*EXERCISE DIRECTIONS*: Find the word "论文写作的步骤" in the listing; pull out each line holding it.

_ _ _ _ _ _ _

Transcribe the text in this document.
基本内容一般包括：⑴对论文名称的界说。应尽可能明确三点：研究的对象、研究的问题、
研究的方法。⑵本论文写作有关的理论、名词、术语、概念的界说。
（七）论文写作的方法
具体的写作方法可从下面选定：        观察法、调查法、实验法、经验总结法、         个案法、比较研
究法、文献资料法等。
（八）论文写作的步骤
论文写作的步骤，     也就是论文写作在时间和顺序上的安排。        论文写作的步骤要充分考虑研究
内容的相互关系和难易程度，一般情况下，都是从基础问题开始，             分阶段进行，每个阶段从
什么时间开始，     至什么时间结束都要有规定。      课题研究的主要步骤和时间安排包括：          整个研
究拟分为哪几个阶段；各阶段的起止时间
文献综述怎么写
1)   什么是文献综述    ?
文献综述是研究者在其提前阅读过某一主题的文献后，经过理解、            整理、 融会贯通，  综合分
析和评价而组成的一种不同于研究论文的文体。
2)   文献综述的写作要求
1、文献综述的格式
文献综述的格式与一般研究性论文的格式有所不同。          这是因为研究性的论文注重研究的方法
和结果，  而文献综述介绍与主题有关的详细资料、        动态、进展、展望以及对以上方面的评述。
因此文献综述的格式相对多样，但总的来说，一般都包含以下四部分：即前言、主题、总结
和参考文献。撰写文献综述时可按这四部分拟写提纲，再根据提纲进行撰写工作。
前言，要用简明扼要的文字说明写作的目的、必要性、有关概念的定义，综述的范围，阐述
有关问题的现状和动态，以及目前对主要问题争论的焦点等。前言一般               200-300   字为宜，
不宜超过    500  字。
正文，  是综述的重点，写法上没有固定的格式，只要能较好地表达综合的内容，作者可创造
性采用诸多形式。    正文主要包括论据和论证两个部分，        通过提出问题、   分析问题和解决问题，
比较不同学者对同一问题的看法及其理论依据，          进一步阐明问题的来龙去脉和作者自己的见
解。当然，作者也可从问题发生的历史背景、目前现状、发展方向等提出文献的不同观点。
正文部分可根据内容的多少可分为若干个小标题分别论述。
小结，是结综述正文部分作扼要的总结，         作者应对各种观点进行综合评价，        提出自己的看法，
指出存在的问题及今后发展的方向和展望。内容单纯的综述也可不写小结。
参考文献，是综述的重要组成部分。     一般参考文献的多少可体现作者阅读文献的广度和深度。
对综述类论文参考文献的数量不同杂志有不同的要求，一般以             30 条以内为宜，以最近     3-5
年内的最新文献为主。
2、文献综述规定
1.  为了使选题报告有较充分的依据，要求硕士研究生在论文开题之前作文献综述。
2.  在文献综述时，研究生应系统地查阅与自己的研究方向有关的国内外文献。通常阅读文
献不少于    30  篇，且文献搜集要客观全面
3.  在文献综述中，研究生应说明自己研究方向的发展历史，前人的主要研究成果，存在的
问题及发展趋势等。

_ _ _ _ _ _ _

*SOLUTION FOR THIS EXERCISE*:
（八）论文写作的步骤
论文写作的步骤，     也就是论文写作在时间和顺序上的安排。        论文写作的步骤要充分考虑研究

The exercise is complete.